══ Data rows ══

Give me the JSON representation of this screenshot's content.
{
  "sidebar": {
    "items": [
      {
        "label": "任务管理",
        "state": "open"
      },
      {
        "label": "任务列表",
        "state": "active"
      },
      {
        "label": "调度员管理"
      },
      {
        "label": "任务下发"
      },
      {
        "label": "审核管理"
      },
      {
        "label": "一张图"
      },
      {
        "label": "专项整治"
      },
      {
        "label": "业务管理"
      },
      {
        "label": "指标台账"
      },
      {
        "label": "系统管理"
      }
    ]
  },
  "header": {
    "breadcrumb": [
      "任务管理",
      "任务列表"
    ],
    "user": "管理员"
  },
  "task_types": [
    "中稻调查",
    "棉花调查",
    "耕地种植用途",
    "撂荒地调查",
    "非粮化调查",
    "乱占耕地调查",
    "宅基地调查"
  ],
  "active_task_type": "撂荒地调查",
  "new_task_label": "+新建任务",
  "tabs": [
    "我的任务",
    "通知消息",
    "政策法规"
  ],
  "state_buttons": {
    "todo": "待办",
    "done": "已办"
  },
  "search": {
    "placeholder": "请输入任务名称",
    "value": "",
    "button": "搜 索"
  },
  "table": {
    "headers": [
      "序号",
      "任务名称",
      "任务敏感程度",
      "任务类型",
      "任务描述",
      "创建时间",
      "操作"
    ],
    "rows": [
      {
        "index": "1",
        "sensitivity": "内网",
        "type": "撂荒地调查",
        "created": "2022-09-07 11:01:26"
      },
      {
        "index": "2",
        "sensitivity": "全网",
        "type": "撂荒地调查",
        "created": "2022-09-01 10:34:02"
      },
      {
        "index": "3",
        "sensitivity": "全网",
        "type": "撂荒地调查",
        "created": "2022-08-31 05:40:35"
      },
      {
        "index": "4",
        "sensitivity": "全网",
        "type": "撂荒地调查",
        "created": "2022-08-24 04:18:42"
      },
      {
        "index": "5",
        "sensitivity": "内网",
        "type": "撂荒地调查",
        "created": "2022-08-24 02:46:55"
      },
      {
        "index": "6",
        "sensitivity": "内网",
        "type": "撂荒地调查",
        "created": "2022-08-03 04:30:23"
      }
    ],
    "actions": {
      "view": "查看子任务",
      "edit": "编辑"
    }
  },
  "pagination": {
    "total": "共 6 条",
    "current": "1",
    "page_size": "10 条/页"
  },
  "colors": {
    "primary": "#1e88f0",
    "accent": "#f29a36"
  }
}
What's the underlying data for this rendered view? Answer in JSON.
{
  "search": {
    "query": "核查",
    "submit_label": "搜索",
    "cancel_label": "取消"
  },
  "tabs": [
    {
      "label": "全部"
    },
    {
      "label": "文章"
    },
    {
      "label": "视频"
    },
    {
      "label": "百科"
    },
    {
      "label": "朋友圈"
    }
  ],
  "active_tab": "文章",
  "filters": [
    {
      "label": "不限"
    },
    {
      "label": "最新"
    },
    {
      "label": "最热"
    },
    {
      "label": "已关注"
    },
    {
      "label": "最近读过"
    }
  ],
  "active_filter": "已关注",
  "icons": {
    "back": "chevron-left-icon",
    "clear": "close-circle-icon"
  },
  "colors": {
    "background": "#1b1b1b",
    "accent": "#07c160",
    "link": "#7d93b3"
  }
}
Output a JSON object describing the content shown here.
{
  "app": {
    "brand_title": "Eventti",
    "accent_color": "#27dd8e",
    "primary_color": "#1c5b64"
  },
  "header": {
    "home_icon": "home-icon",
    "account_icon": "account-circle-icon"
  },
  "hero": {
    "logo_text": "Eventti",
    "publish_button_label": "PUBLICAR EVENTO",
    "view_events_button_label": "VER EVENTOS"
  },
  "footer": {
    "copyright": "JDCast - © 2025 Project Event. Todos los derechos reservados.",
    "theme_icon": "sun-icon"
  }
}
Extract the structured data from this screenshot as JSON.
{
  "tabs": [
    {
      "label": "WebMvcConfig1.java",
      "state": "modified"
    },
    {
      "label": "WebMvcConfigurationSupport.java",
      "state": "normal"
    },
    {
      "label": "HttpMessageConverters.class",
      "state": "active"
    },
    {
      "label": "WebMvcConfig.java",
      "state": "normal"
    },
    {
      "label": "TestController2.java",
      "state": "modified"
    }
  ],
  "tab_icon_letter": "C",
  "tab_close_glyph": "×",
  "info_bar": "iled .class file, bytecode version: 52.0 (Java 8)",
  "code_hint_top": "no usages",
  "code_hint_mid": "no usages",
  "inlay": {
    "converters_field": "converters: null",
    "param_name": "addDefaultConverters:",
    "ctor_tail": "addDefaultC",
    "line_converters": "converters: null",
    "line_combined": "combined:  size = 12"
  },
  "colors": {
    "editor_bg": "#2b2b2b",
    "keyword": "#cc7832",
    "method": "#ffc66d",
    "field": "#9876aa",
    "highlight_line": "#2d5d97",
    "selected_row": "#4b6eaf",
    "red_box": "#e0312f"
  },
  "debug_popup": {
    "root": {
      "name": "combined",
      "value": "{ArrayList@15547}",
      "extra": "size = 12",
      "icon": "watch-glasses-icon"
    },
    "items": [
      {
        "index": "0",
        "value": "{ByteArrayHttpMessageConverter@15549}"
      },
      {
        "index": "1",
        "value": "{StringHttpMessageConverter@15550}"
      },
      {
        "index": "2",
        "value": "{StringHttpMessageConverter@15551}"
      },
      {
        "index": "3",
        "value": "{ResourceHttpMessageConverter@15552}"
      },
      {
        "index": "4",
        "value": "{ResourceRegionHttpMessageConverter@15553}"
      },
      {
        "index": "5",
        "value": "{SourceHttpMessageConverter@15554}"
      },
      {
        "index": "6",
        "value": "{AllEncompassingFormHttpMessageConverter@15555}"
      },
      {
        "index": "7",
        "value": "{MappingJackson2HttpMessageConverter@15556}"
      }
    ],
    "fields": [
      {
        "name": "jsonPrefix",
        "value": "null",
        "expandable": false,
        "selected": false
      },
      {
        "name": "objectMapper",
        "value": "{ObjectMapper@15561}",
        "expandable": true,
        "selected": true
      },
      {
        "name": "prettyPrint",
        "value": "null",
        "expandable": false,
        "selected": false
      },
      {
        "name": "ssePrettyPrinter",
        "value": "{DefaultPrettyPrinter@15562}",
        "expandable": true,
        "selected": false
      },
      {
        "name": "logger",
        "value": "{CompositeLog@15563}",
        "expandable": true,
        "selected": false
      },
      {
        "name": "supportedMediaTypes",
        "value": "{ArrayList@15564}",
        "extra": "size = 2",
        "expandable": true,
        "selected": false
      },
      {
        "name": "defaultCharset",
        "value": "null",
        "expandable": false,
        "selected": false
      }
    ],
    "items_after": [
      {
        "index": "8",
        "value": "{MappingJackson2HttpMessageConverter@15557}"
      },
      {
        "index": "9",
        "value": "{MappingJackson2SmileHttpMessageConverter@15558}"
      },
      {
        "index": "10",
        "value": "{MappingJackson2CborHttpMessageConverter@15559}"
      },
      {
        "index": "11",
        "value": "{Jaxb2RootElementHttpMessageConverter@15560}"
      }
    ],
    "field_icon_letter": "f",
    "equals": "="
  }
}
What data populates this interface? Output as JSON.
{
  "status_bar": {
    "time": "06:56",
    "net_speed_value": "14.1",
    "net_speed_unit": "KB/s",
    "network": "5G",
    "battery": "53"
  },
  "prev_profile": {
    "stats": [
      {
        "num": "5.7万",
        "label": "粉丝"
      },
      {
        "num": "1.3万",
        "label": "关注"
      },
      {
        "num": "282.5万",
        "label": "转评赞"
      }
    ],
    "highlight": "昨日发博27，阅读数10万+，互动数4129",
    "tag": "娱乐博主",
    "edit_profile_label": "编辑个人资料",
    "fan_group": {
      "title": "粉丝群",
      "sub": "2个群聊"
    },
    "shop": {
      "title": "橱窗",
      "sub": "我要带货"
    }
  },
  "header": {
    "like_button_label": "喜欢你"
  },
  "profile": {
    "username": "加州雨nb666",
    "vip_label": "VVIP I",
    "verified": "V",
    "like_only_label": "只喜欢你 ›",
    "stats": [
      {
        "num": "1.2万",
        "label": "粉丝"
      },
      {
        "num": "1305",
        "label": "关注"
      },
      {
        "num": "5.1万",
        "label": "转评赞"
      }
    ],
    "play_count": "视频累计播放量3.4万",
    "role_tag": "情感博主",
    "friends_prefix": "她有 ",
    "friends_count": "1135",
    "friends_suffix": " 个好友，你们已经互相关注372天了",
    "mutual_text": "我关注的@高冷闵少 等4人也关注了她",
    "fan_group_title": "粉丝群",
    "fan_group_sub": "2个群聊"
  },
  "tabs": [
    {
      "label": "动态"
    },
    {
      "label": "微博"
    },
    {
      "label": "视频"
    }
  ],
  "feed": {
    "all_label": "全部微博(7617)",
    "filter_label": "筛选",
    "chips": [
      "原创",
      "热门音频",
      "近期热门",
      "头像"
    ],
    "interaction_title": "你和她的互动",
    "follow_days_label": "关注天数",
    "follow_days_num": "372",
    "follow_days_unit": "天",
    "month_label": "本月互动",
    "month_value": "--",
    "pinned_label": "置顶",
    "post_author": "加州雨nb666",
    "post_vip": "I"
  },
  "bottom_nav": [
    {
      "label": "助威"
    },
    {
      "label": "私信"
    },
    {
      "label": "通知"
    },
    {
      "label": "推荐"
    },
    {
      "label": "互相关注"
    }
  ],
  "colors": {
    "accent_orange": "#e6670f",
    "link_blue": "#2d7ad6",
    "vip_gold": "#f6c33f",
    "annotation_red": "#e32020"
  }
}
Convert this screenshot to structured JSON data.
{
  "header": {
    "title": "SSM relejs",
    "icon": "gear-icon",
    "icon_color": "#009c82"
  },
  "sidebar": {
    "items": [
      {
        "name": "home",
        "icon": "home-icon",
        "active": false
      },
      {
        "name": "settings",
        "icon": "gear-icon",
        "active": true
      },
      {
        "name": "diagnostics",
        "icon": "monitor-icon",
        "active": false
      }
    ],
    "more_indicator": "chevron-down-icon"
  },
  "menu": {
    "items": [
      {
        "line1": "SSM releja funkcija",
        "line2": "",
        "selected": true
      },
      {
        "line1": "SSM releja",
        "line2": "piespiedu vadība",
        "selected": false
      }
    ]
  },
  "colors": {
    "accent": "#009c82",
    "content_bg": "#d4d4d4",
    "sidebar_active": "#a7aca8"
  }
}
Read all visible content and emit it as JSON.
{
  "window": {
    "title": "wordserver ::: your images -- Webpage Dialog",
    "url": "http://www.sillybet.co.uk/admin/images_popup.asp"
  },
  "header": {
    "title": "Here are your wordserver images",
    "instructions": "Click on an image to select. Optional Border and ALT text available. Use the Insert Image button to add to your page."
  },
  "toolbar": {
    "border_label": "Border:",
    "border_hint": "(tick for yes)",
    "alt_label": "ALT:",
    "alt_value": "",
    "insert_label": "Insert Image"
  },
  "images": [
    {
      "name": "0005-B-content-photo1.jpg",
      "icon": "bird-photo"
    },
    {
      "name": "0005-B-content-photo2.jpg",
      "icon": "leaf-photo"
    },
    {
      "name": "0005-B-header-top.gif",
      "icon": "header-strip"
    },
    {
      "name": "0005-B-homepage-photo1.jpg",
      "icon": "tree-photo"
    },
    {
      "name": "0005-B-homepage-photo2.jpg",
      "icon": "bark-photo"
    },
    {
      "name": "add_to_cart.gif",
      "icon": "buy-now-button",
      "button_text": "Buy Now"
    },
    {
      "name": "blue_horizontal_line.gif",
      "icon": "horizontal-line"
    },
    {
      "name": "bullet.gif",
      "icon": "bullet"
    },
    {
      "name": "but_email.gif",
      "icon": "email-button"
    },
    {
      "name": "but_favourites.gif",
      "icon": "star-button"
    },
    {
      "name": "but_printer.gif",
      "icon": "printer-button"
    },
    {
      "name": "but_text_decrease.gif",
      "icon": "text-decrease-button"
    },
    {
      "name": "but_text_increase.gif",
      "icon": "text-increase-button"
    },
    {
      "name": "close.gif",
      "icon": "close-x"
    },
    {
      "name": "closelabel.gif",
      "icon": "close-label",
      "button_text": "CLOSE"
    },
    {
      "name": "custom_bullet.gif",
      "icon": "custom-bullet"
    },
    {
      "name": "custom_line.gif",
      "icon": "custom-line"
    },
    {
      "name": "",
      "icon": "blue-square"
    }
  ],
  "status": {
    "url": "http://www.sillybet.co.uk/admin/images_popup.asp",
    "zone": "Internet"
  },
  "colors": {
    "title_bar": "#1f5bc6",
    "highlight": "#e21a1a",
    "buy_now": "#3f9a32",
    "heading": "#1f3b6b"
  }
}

═══

Aim: Copy every line above that includes the string "created".

Result:
        "created": "2022-09-07 11:01:26"
        "created": "2022-09-01 10:34:02"
        "created": "2022-08-31 05:40:35"
        "created": "2022-08-24 04:18:42"
        "created": "2022-08-24 02:46:55"
        "created": "2022-08-03 04:30:23"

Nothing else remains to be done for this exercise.